#### Task objective
The entries below are to be repeated exactly as they stand.

#### Provided information
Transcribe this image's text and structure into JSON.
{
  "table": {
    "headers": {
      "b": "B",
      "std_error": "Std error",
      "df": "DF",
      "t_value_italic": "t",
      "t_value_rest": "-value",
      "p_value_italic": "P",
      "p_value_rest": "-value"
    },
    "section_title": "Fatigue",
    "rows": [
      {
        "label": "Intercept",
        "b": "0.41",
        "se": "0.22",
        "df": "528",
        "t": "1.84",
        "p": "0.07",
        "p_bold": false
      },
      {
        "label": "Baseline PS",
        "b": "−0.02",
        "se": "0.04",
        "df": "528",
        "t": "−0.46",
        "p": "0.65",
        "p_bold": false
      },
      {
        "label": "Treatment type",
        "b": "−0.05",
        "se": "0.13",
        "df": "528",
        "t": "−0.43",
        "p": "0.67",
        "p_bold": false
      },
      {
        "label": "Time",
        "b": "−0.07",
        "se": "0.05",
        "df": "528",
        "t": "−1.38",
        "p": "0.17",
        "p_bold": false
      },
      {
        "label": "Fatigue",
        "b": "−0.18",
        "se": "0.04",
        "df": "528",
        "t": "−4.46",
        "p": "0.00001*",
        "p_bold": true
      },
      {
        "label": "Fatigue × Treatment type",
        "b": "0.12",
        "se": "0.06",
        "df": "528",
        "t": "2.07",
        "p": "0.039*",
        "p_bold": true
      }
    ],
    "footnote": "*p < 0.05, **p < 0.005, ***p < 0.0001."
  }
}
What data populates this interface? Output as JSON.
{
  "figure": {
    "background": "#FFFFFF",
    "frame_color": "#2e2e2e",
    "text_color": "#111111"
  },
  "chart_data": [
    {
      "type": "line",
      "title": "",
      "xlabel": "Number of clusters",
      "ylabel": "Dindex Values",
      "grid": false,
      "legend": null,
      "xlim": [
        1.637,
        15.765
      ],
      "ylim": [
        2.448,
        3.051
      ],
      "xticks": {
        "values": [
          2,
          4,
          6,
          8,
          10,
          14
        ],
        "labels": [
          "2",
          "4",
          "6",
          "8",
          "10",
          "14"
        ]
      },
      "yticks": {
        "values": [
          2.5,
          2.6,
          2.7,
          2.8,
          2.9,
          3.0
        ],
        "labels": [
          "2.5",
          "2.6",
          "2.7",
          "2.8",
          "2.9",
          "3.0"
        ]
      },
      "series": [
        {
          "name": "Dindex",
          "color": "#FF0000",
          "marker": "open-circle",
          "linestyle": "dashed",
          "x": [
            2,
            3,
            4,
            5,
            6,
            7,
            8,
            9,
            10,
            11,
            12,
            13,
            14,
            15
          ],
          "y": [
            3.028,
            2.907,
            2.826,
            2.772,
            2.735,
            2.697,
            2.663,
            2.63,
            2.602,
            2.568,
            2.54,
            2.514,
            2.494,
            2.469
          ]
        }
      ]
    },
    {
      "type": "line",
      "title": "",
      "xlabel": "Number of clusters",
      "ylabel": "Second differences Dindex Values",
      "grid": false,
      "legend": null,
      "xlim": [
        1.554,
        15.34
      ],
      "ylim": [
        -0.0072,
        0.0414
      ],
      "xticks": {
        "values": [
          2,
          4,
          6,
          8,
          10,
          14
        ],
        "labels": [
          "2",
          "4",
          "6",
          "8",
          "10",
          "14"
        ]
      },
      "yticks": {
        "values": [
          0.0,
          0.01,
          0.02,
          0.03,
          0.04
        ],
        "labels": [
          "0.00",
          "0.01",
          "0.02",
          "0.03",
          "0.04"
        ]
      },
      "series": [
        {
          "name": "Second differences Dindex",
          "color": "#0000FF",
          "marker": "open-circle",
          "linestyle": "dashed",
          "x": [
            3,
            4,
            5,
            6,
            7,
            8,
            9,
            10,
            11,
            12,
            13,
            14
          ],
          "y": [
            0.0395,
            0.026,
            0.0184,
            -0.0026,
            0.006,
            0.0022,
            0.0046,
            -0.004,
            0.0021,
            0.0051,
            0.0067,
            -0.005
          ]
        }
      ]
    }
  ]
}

#### Result of the exercise
Transcribe this image's text and structure into JSON.
{
  "table": {
    "headers": {
      "b": "B",
      "std_error": "Std error",
      "df": "DF",
      "t_value_italic": "t",
      "t_value_rest": "-value",
      "p_value_italic": "P",
      "p_value_rest": "-value"
    },
    "section_title": "Fatigue",
    "rows": [
      {
        "label": "Intercept",
        "b": "0.41",
        "se": "0.22",
        "df": "528",
        "t": "1.84",
        "p": "0.07",
        "p_bold": false
      },
      {
        "label": "Baseline PS",
        "b": "−0.02",
        "se": "0.04",
        "df": "528",
        "t": "−0.46",
        "p": "0.65",
        "p_bold": false
      },
      {
        "label": "Treatment type",
        "b": "−0.05",
        "se": "0.13",
        "df": "528",
        "t": "−0.43",
        "p": "0.67",
        "p_bold": false
      },
      {
        "label": "Time",
        "b": "−0.07",
        "se": "0.05",
        "df": "528",
        "t": "−1.38",
        "p": "0.17",
        "p_bold": false
      },
      {
        "label": "Fatigue",
        "b": "−0.18",
        "se": "0.04",
        "df": "528",
        "t": "−4.46",
        "p": "0.00001*",
        "p_bold": true
      },
      {
        "label": "Fatigue × Treatment type",
        "b": "0.12",
        "se": "0.06",
        "df": "528",
        "t": "2.07",
        "p": "0.039*",
        "p_bold": true
      }
    ],
    "footnote": "*p < 0.05, **p < 0.005, ***p < 0.0001."
  }
}
What data populates this interface? Output as JSON.
{
  "figure": {
    "background": "#FFFFFF",
    "frame_color": "#2e2e2e",
    "text_color": "#111111"
  },
  "chart_data": [
    {
      "type": "line",
      "title": "",
      "xlabel": "Number of clusters",
      "ylabel": "Dindex Values",
      "grid": false,
      "legend": null,
      "xlim": [
        1.637,
        15.765
      ],
      "ylim": [
        2.448,
        3.051
      ],
      "xticks": {
        "values": [
          2,
          4,
          6,
          8,
          10,
          14
        ],
        "labels": [
          "2",
          "4",
          "6",
          "8",
          "10",
          "14"
        ]
      },
      "yticks": {
        "values": [
          2.5,
          2.6,
          2.7,
          2.8,
          2.9,
          3.0
        ],
        "labels": [
          "2.5",
          "2.6",
          "2.7",
          "2.8",
          "2.9",
          "3.0"
        ]
      },
      "series": [
        {
          "name": "Dindex",
          "color": "#FF0000",
          "marker": "open-circle",
          "linestyle": "dashed",
          "x": [
            2,
            3,
            4,
            5,
            6,
            7,
            8,
            9,
            10,
            11,
            12,
            13,
            14,
            15
          ],
          "y": [
            3.028,
            2.907,
            2.826,
            2.772,
            2.735,
            2.697,
            2.663,
            2.63,
            2.602,
            2.568,
            2.54,
            2.514,
            2.494,
            2.469
          ]
        }
      ]
    },
    {
      "type": "line",
      "title": "",
      "xlabel": "Number of clusters",
      "ylabel": "Second differences Dindex Values",
      "grid": false,
      "legend": null,
      "xlim": [
        1.554,
        15.34
      ],
      "ylim": [
        -0.0072,
        0.0414
      ],
      "xticks": {
        "values": [
          2,
          4,
          6,
          8,
          10,
          14
        ],
        "labels": [
          "2",
          "4",
          "6",
          "8",
          "10",
          "14"
        ]
      },
      "yticks": {
        "values": [
          0.0,
          0.01,
          0.02,
          0.03,
          0.04
        ],
        "labels": [
          "0.00",
          "0.01",
          "0.02",
          "0.03",
          "0.04"
        ]
      },
      "series": [
        {
          "name": "Second differences Dindex",
          "color": "#0000FF",
          "marker": "open-circle",
          "linestyle": "dashed",
          "x": [
            3,
            4,
            5,
            6,
            7,
            8,
            9,
            10,
            11,
            12,
            13,
            14
          ],
          "y": [
            0.0395,
            0.026,
            0.0184,
            -0.0026,
            0.006,
            0.0022,
            0.0046,
            -0.004,
            0.0021,
            0.0051,
            0.0067,
            -0.005
          ]
        }
      ]
    }
  ]
}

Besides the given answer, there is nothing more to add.